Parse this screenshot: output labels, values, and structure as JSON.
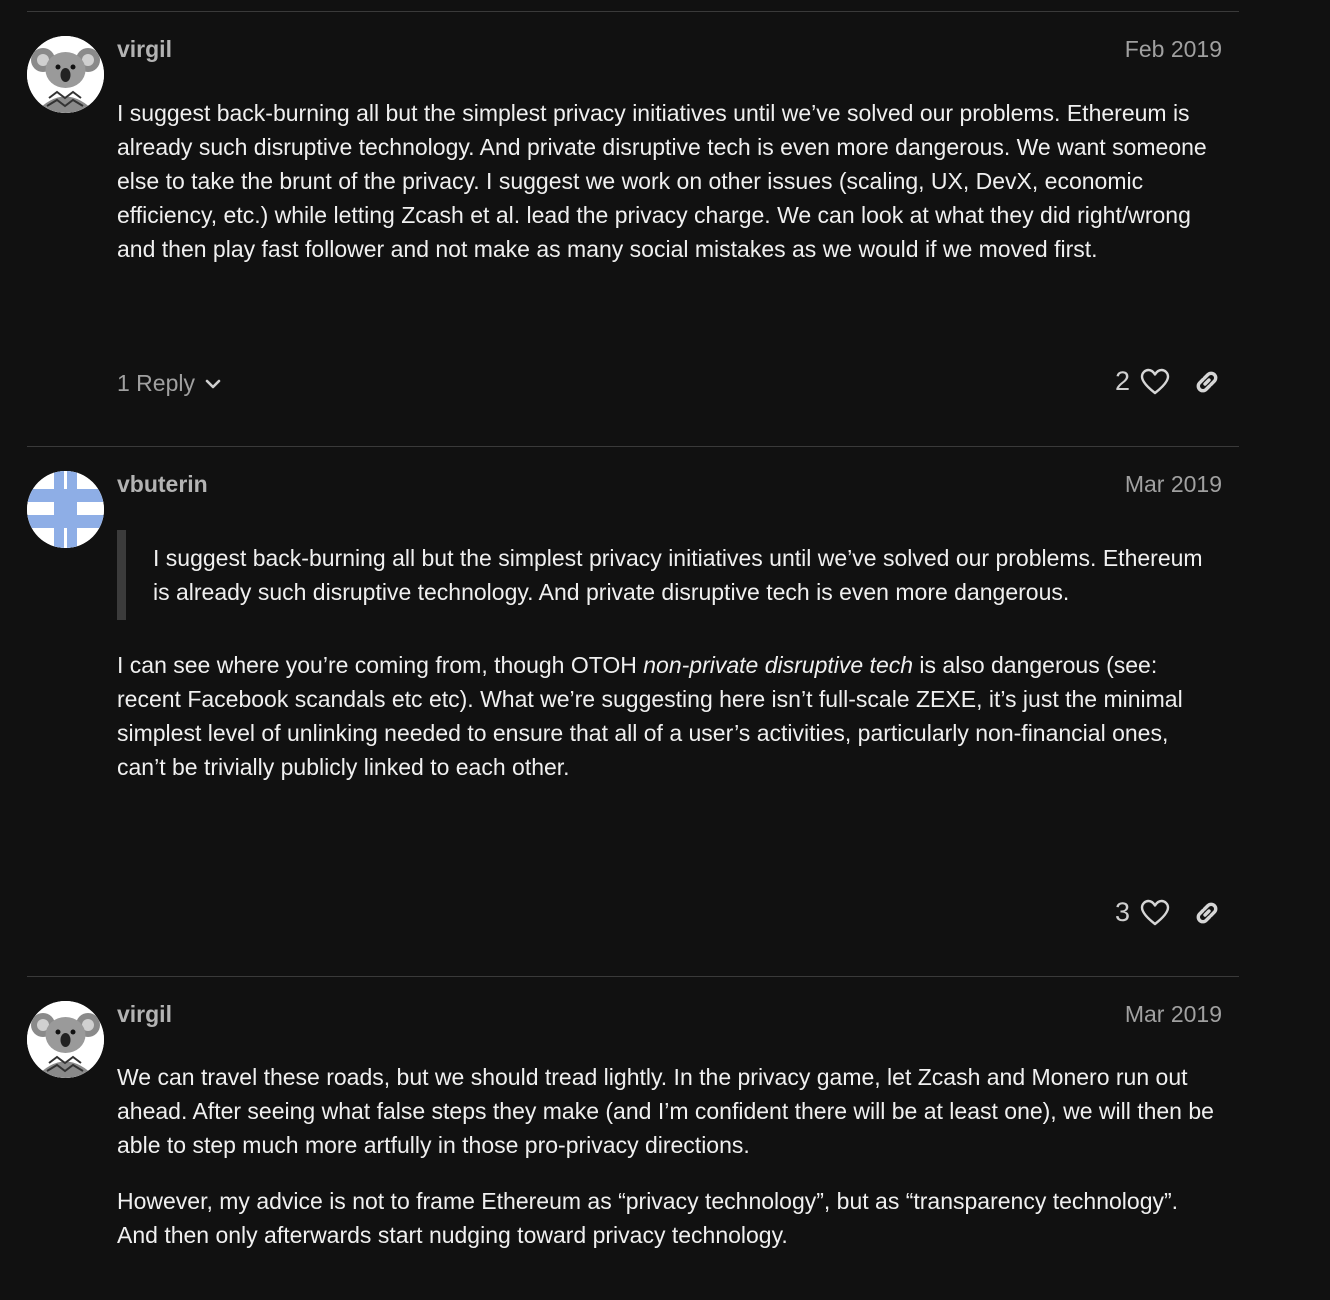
{
  "posts": [
    {
      "username": "virgil",
      "date": "Feb 2019",
      "avatar_icon": "koala-avatar-icon",
      "paragraphs": [
        "I suggest back-burning all but the simplest privacy initiatives until we’ve solved our problems. Ethereum is already such disruptive technology. And private disruptive tech is even more dangerous. We want someone else to take the brunt of the privacy. I suggest we work on other issues (scaling, UX, DevX, economic efficiency, etc.) while letting Zcash et al. lead the privacy charge. We can look at what they did right/wrong and then play fast follower and not make as many social mistakes as we would if we moved first."
      ],
      "replies_label": "1 Reply",
      "likes": "2"
    },
    {
      "username": "vbuterin",
      "date": "Mar 2019",
      "avatar_icon": "blue-cross-avatar-icon",
      "quote": "I suggest back-burning all but the simplest privacy initiatives until we’ve solved our problems. Ethereum is already such disruptive technology. And private disruptive tech is even more dangerous.",
      "reply_before_em": "I can see where you’re coming from, though OTOH ",
      "reply_em": "non-private disruptive tech",
      "reply_after_em": " is also dangerous (see: recent Facebook scandals etc etc). What we’re suggesting here isn’t full-scale ZEXE, it’s just the minimal simplest level of unlinking needed to ensure that all of a user’s activities, particularly non-financial ones, can’t be trivially publicly linked to each other.",
      "likes": "3"
    },
    {
      "username": "virgil",
      "date": "Mar 2019",
      "avatar_icon": "koala-avatar-icon",
      "paragraphs": [
        "We can travel these roads, but we should tread lightly. In the privacy game, let Zcash and Monero run out ahead. After seeing what false steps they make (and I’m confident there will be at least one), we will then be able to step much more artfully in those pro-privacy directions.",
        "However, my advice is not to frame Ethereum as “privacy technology”, but as “transparency technology”. And then only afterwards start nudging toward privacy technology."
      ]
    }
  ],
  "colors": {
    "background": "#111111",
    "divider": "#3a3a3a",
    "muted": "#a0a0a0",
    "text": "#f0f0f0"
  }
}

****************************************

§ **Aim of the task**
Without the pictures, print the whole listing exactly as given.

§ **Expected answer**
Parse this screenshot: output labels, values, and structure as JSON.
{
  "posts": [
    {
      "username": "virgil",
      "date": "Feb 2019",
      "avatar_icon": "koala-avatar-icon",
      "paragraphs": [
        "I suggest back-burning all but the simplest privacy initiatives until we’ve solved our problems. Ethereum is already such disruptive technology. And private disruptive tech is even more dangerous. We want someone else to take the brunt of the privacy. I suggest we work on other issues (scaling, UX, DevX, economic efficiency, etc.) while letting Zcash et al. lead the privacy charge. We can look at what they did right/wrong and then play fast follower and not make as many social mistakes as we would if we moved first."
      ],
      "replies_label": "1 Reply",
      "likes": "2"
    },
    {
      "username": "vbuterin",
      "date": "Mar 2019",
      "avatar_icon": "blue-cross-avatar-icon",
      "quote": "I suggest back-burning all but the simplest privacy initiatives until we’ve solved our problems. Ethereum is already such disruptive technology. And private disruptive tech is even more dangerous.",
      "reply_before_em": "I can see where you’re coming from, though OTOH ",
      "reply_em": "non-private disruptive tech",
      "reply_after_em": " is also dangerous (see: recent Facebook scandals etc etc). What we’re suggesting here isn’t full-scale ZEXE, it’s just the minimal simplest level of unlinking needed to ensure that all of a user’s activities, particularly non-financial ones, can’t be trivially publicly linked to each other.",
      "likes": "3"
    },
    {
      "username": "virgil",
      "date": "Mar 2019",
      "avatar_icon": "koala-avatar-icon",
      "paragraphs": [
        "We can travel these roads, but we should tread lightly. In the privacy game, let Zcash and Monero run out ahead. After seeing what false steps they make (and I’m confident there will be at least one), we will then be able to step much more artfully in those pro-privacy directions.",
        "However, my advice is not to frame Ethereum as “privacy technology”, but as “transparency technology”. And then only afterwards start nudging toward privacy technology."
      ]
    }
  ],
  "colors": {
    "background": "#111111",
    "divider": "#3a3a3a",
    "muted": "#a0a0a0",
    "text": "#f0f0f0"
  }
}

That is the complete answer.